* Data for this exercise
= = = = =

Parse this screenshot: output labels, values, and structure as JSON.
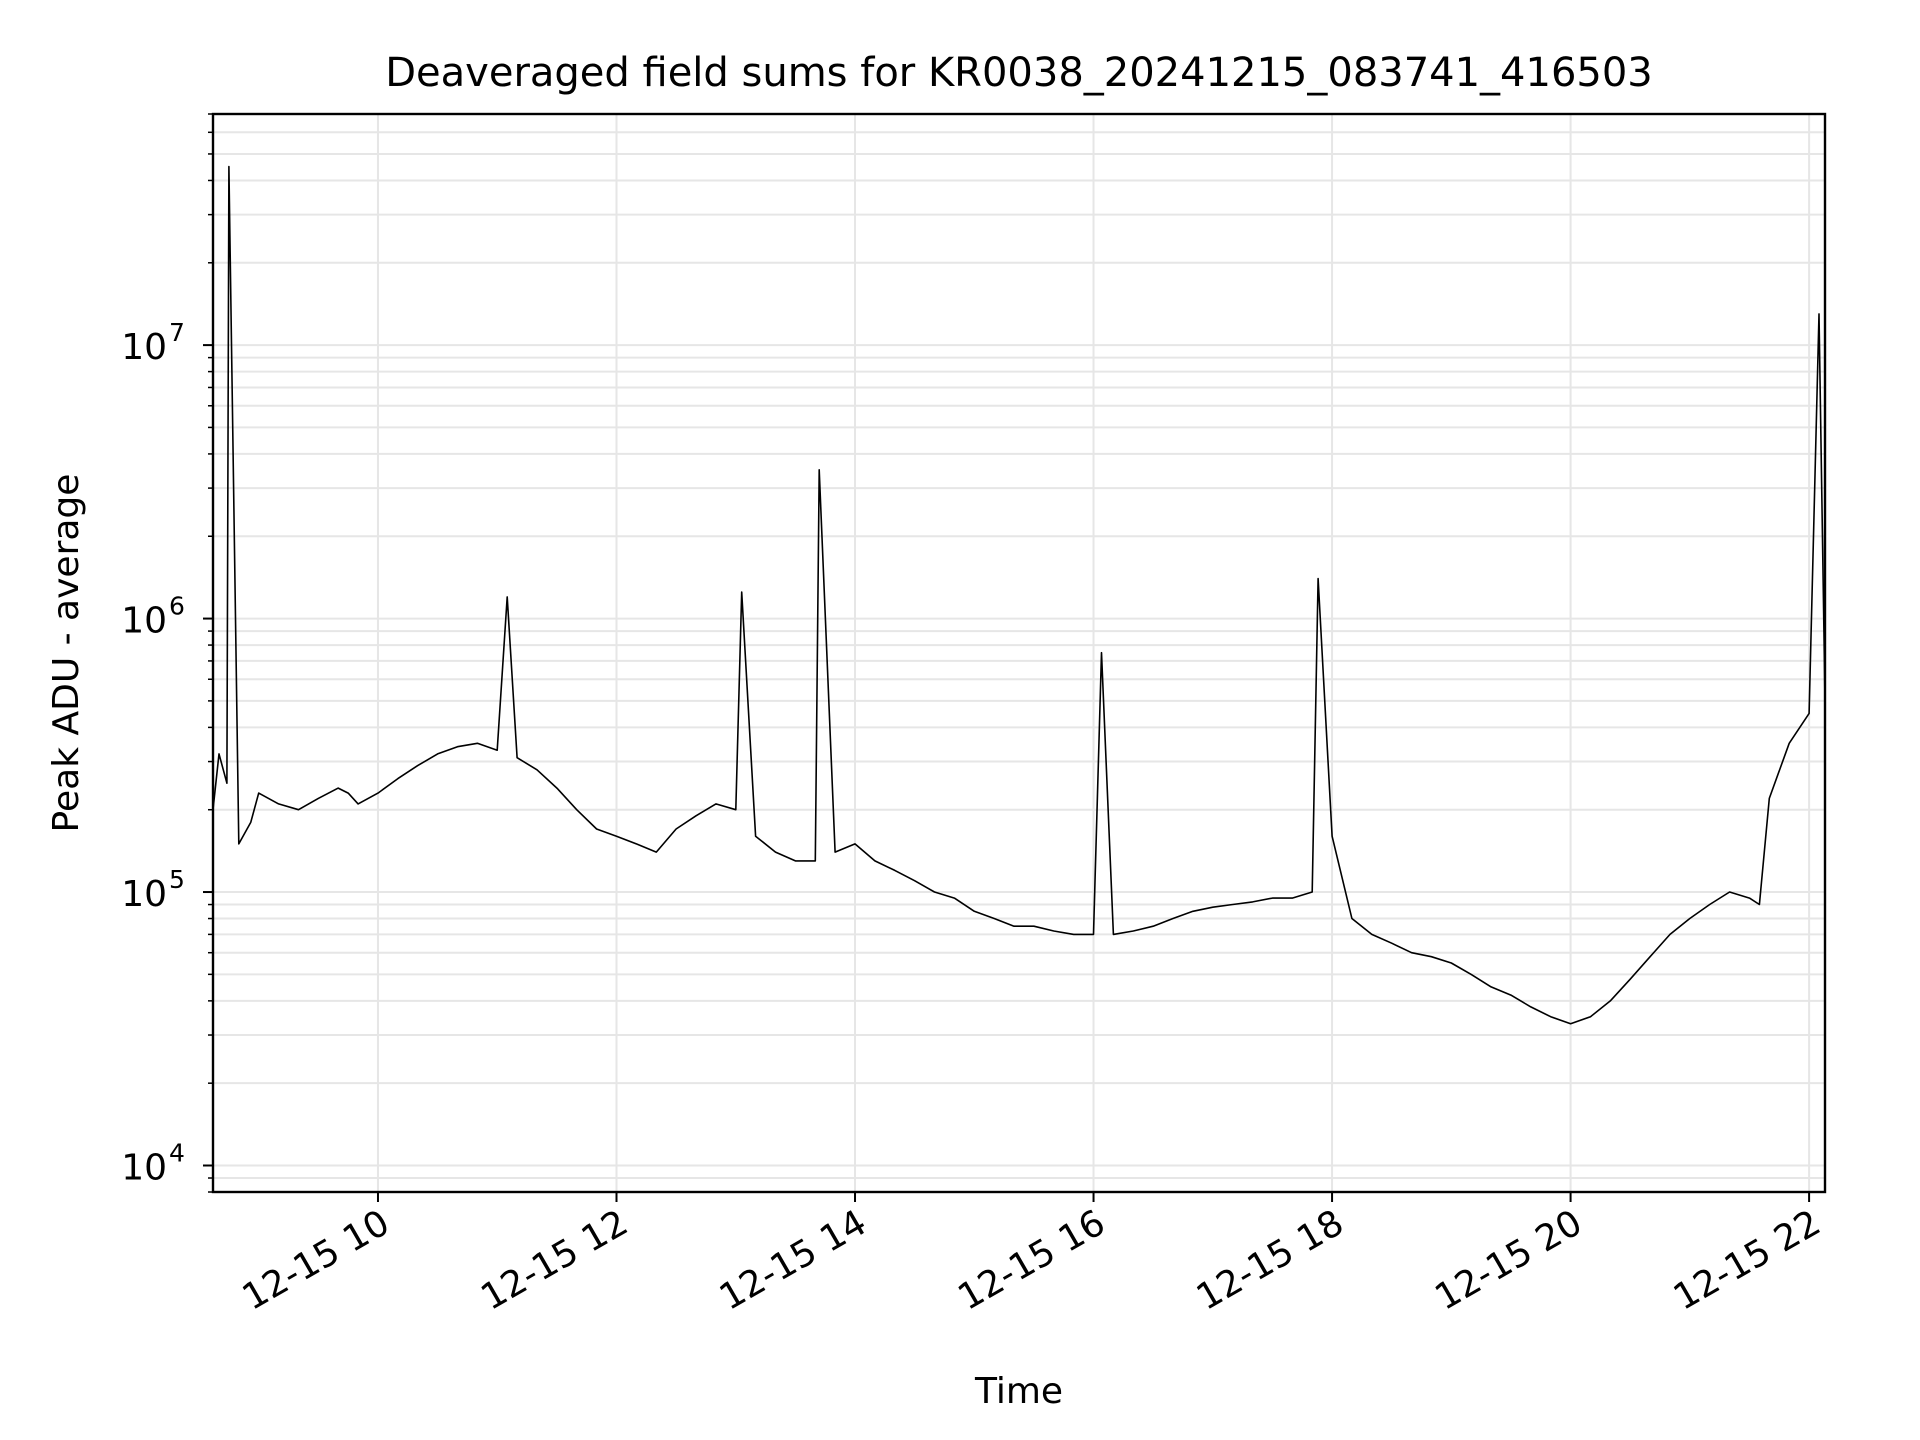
{
  "chart_data": {
    "type": "line",
    "title": "Deaveraged field sums for KR0038_20241215_083741_416503",
    "xlabel": "Time",
    "ylabel": "Peak ADU - average",
    "xscale": "time",
    "yscale": "log",
    "xlim": [
      "2024-12-15 08:37",
      "2024-12-15 22:08"
    ],
    "ylim": [
      8000,
      70000000
    ],
    "grid": "major and minor",
    "legend": "none",
    "line_color": "#000000",
    "grid_color": "#e6e6e6",
    "x_ticks": [
      {
        "value": "2024-12-15 10:00",
        "label": "12-15 10"
      },
      {
        "value": "2024-12-15 12:00",
        "label": "12-15 12"
      },
      {
        "value": "2024-12-15 14:00",
        "label": "12-15 14"
      },
      {
        "value": "2024-12-15 16:00",
        "label": "12-15 16"
      },
      {
        "value": "2024-12-15 18:00",
        "label": "12-15 18"
      },
      {
        "value": "2024-12-15 20:00",
        "label": "12-15 20"
      },
      {
        "value": "2024-12-15 22:00",
        "label": "12-15 22"
      }
    ],
    "y_ticks": [
      {
        "value": 10000,
        "base": "10",
        "exp": "4"
      },
      {
        "value": 100000,
        "base": "10",
        "exp": "5"
      },
      {
        "value": 1000000,
        "base": "10",
        "exp": "6"
      },
      {
        "value": 10000000,
        "base": "10",
        "exp": "7"
      }
    ],
    "series": [
      {
        "time": [
          "2024-12-15 08:37",
          "2024-12-15 08:40",
          "2024-12-15 08:44",
          "2024-12-15 08:45",
          "2024-12-15 08:50",
          "2024-12-15 08:56",
          "2024-12-15 09:00",
          "2024-12-15 09:10",
          "2024-12-15 09:20",
          "2024-12-15 09:30",
          "2024-12-15 09:40",
          "2024-12-15 09:45",
          "2024-12-15 09:50",
          "2024-12-15 10:00",
          "2024-12-15 10:10",
          "2024-12-15 10:20",
          "2024-12-15 10:30",
          "2024-12-15 10:40",
          "2024-12-15 10:50",
          "2024-12-15 11:00",
          "2024-12-15 11:05",
          "2024-12-15 11:10",
          "2024-12-15 11:20",
          "2024-12-15 11:30",
          "2024-12-15 11:40",
          "2024-12-15 11:50",
          "2024-12-15 12:00",
          "2024-12-15 12:10",
          "2024-12-15 12:20",
          "2024-12-15 12:30",
          "2024-12-15 12:40",
          "2024-12-15 12:50",
          "2024-12-15 13:00",
          "2024-12-15 13:03",
          "2024-12-15 13:10",
          "2024-12-15 13:20",
          "2024-12-15 13:30",
          "2024-12-15 13:40",
          "2024-12-15 13:42",
          "2024-12-15 13:50",
          "2024-12-15 14:00",
          "2024-12-15 14:10",
          "2024-12-15 14:20",
          "2024-12-15 14:30",
          "2024-12-15 14:40",
          "2024-12-15 14:50",
          "2024-12-15 15:00",
          "2024-12-15 15:10",
          "2024-12-15 15:20",
          "2024-12-15 15:30",
          "2024-12-15 15:40",
          "2024-12-15 15:50",
          "2024-12-15 16:00",
          "2024-12-15 16:04",
          "2024-12-15 16:10",
          "2024-12-15 16:20",
          "2024-12-15 16:30",
          "2024-12-15 16:40",
          "2024-12-15 16:50",
          "2024-12-15 17:00",
          "2024-12-15 17:10",
          "2024-12-15 17:20",
          "2024-12-15 17:30",
          "2024-12-15 17:40",
          "2024-12-15 17:50",
          "2024-12-15 17:53",
          "2024-12-15 18:00",
          "2024-12-15 18:10",
          "2024-12-15 18:20",
          "2024-12-15 18:30",
          "2024-12-15 18:40",
          "2024-12-15 18:50",
          "2024-12-15 19:00",
          "2024-12-15 19:10",
          "2024-12-15 19:20",
          "2024-12-15 19:30",
          "2024-12-15 19:40",
          "2024-12-15 19:50",
          "2024-12-15 20:00",
          "2024-12-15 20:10",
          "2024-12-15 20:20",
          "2024-12-15 20:30",
          "2024-12-15 20:40",
          "2024-12-15 20:50",
          "2024-12-15 21:00",
          "2024-12-15 21:10",
          "2024-12-15 21:20",
          "2024-12-15 21:30",
          "2024-12-15 21:35",
          "2024-12-15 21:40",
          "2024-12-15 21:50",
          "2024-12-15 22:00",
          "2024-12-15 22:05",
          "2024-12-15 22:08"
        ],
        "values": [
          200000,
          320000,
          250000,
          45000000,
          150000,
          180000,
          230000,
          210000,
          200000,
          220000,
          240000,
          230000,
          210000,
          230000,
          260000,
          290000,
          320000,
          340000,
          350000,
          330000,
          1200000,
          310000,
          280000,
          240000,
          200000,
          170000,
          160000,
          150000,
          140000,
          170000,
          190000,
          210000,
          200000,
          1250000,
          160000,
          140000,
          130000,
          130000,
          3500000,
          140000,
          150000,
          130000,
          120000,
          110000,
          100000,
          95000,
          85000,
          80000,
          75000,
          75000,
          72000,
          70000,
          70000,
          750000,
          70000,
          72000,
          75000,
          80000,
          85000,
          88000,
          90000,
          92000,
          95000,
          95000,
          100000,
          1400000,
          160000,
          80000,
          70000,
          65000,
          60000,
          58000,
          55000,
          50000,
          45000,
          42000,
          38000,
          35000,
          33000,
          35000,
          40000,
          48000,
          58000,
          70000,
          80000,
          90000,
          100000,
          95000,
          90000,
          220000,
          350000,
          450000,
          13000000,
          500000
        ]
      }
    ]
  }
}
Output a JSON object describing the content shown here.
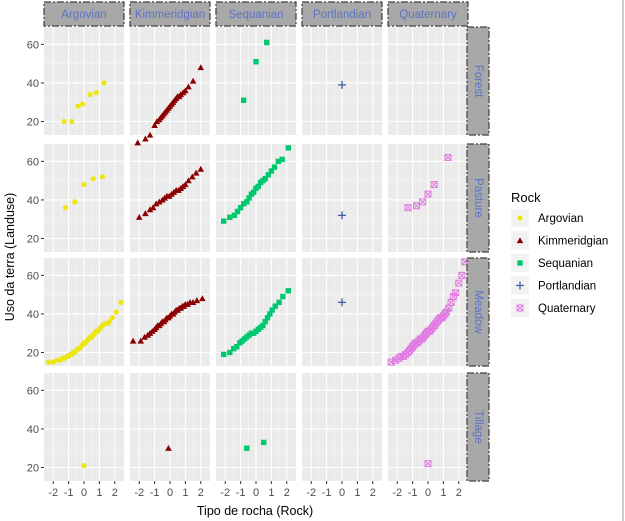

= = = = =

The pictures in the entries should be left out; output everything else exactly.

* Exercise solution
Parse this screenshot: output labels, values, and structure as JSON.
{
  "chart_data": {
    "type": "line",
    "title": "Deaveraged field sums for KR0038_20241215_083741_416503",
    "xlabel": "Time",
    "ylabel": "Peak ADU - average",
    "xscale": "time",
    "yscale": "log",
    "xlim": [
      "2024-12-15 08:37",
      "2024-12-15 22:08"
    ],
    "ylim": [
      8000,
      70000000
    ],
    "grid": "major and minor",
    "legend": "none",
    "line_color": "#000000",
    "grid_color": "#e6e6e6",
    "x_ticks": [
      {
        "value": "2024-12-15 10:00",
        "label": "12-15 10"
      },
      {
        "value": "2024-12-15 12:00",
        "label": "12-15 12"
      },
      {
        "value": "2024-12-15 14:00",
        "label": "12-15 14"
      },
      {
        "value": "2024-12-15 16:00",
        "label": "12-15 16"
      },
      {
        "value": "2024-12-15 18:00",
        "label": "12-15 18"
      },
      {
        "value": "2024-12-15 20:00",
        "label": "12-15 20"
      },
      {
        "value": "2024-12-15 22:00",
        "label": "12-15 22"
      }
    ],
    "y_ticks": [
      {
        "value": 10000,
        "base": "10",
        "exp": "4"
      },
      {
        "value": 100000,
        "base": "10",
        "exp": "5"
      },
      {
        "value": 1000000,
        "base": "10",
        "exp": "6"
      },
      {
        "value": 10000000,
        "base": "10",
        "exp": "7"
      }
    ],
    "series": [
      {
        "time": [
          "2024-12-15 08:37",
          "2024-12-15 08:40",
          "2024-12-15 08:44",
          "2024-12-15 08:45",
          "2024-12-15 08:50",
          "2024-12-15 08:56",
          "2024-12-15 09:00",
          "2024-12-15 09:10",
          "2024-12-15 09:20",
          "2024-12-15 09:30",
          "2024-12-15 09:40",
          "2024-12-15 09:45",
          "2024-12-15 09:50",
          "2024-12-15 10:00",
          "2024-12-15 10:10",
          "2024-12-15 10:20",
          "2024-12-15 10:30",
          "2024-12-15 10:40",
          "2024-12-15 10:50",
          "2024-12-15 11:00",
          "2024-12-15 11:05",
          "2024-12-15 11:10",
          "2024-12-15 11:20",
          "2024-12-15 11:30",
          "2024-12-15 11:40",
          "2024-12-15 11:50",
          "2024-12-15 12:00",
          "2024-12-15 12:10",
          "2024-12-15 12:20",
          "2024-12-15 12:30",
          "2024-12-15 12:40",
          "2024-12-15 12:50",
          "2024-12-15 13:00",
          "2024-12-15 13:03",
          "2024-12-15 13:10",
          "2024-12-15 13:20",
          "2024-12-15 13:30",
          "2024-12-15 13:40",
          "2024-12-15 13:42",
          "2024-12-15 13:50",
          "2024-12-15 14:00",
          "2024-12-15 14:10",
          "2024-12-15 14:20",
          "2024-12-15 14:30",
          "2024-12-15 14:40",
          "2024-12-15 14:50",
          "2024-12-15 15:00",
          "2024-12-15 15:10",
          "2024-12-15 15:20",
          "2024-12-15 15:30",
          "2024-12-15 15:40",
          "2024-12-15 15:50",
          "2024-12-15 16:00",
          "2024-12-15 16:04",
          "2024-12-15 16:10",
          "2024-12-15 16:20",
          "2024-12-15 16:30",
          "2024-12-15 16:40",
          "2024-12-15 16:50",
          "2024-12-15 17:00",
          "2024-12-15 17:10",
          "2024-12-15 17:20",
          "2024-12-15 17:30",
          "2024-12-15 17:40",
          "2024-12-15 17:50",
          "2024-12-15 17:53",
          "2024-12-15 18:00",
          "2024-12-15 18:10",
          "2024-12-15 18:20",
          "2024-12-15 18:30",
          "2024-12-15 18:40",
          "2024-12-15 18:50",
          "2024-12-15 19:00",
          "2024-12-15 19:10",
          "2024-12-15 19:20",
          "2024-12-15 19:30",
          "2024-12-15 19:40",
          "2024-12-15 19:50",
          "2024-12-15 20:00",
          "2024-12-15 20:10",
          "2024-12-15 20:20",
          "2024-12-15 20:30",
          "2024-12-15 20:40",
          "2024-12-15 20:50",
          "2024-12-15 21:00",
          "2024-12-15 21:10",
          "2024-12-15 21:20",
          "2024-12-15 21:30",
          "2024-12-15 21:35",
          "2024-12-15 21:40",
          "2024-12-15 21:50",
          "2024-12-15 22:00",
          "2024-12-15 22:05",
          "2024-12-15 22:08"
        ],
        "values": [
          200000,
          320000,
          250000,
          45000000,
          150000,
          180000,
          230000,
          210000,
          200000,
          220000,
          240000,
          230000,
          210000,
          230000,
          260000,
          290000,
          320000,
          340000,
          350000,
          330000,
          1200000,
          310000,
          280000,
          240000,
          200000,
          170000,
          160000,
          150000,
          140000,
          170000,
          190000,
          210000,
          200000,
          1250000,
          160000,
          140000,
          130000,
          130000,
          3500000,
          140000,
          150000,
          130000,
          120000,
          110000,
          100000,
          95000,
          85000,
          80000,
          75000,
          75000,
          72000,
          70000,
          70000,
          750000,
          70000,
          72000,
          75000,
          80000,
          85000,
          88000,
          90000,
          92000,
          95000,
          95000,
          100000,
          1400000,
          160000,
          80000,
          70000,
          65000,
          60000,
          58000,
          55000,
          50000,
          45000,
          42000,
          38000,
          35000,
          33000,
          35000,
          40000,
          48000,
          58000,
          70000,
          80000,
          90000,
          100000,
          95000,
          90000,
          220000,
          350000,
          450000,
          13000000,
          500000
        ]
      }
    ]
  }
}
Output a JSON object describing the content shown here.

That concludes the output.